(Recorded data)
——

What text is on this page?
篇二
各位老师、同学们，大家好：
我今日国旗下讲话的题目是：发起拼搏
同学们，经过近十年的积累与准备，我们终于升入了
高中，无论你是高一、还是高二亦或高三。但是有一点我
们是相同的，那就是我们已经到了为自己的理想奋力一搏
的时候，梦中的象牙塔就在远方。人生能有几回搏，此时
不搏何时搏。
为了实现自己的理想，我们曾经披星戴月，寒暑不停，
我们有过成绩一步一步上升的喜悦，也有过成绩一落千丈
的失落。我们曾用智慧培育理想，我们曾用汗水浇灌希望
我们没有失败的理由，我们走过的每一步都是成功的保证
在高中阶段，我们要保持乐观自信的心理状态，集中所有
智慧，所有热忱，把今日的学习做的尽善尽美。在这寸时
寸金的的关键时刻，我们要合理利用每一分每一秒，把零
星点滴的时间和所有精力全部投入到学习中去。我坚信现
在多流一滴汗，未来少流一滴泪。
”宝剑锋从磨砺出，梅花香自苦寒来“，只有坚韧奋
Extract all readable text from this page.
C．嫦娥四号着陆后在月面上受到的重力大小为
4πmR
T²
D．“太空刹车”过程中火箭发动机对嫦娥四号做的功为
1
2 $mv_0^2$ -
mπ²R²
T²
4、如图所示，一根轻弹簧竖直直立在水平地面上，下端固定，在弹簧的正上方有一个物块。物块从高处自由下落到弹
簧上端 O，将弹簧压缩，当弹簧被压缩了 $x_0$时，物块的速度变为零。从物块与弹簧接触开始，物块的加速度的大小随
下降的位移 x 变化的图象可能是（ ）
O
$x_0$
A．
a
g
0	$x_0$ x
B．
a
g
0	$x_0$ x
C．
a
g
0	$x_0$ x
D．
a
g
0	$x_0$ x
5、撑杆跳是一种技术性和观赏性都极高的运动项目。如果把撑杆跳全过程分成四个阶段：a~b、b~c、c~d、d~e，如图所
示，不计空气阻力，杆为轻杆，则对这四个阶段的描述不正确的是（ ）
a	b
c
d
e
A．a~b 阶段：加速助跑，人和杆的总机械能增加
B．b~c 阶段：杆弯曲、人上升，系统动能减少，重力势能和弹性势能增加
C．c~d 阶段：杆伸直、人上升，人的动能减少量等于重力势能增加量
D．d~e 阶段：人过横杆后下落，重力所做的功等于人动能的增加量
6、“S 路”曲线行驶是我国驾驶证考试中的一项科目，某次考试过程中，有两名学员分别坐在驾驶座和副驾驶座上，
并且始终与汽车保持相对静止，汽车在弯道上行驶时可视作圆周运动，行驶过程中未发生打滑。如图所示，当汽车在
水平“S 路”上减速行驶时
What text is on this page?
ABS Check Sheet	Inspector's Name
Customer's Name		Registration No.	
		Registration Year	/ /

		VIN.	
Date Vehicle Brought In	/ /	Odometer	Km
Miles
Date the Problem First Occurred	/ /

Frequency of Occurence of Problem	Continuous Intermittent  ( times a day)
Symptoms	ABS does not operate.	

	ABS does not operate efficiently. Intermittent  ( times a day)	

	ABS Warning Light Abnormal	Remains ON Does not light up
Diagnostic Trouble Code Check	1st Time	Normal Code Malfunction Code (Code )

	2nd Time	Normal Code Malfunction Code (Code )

——

» Work to do:
Find "Check". Copy every line it occurs in.

» Complete answer:
ABS Check Sheet	Inspector's Name
Diagnostic Trouble Code Check	1st Time	Normal Code Malfunction Code (Code )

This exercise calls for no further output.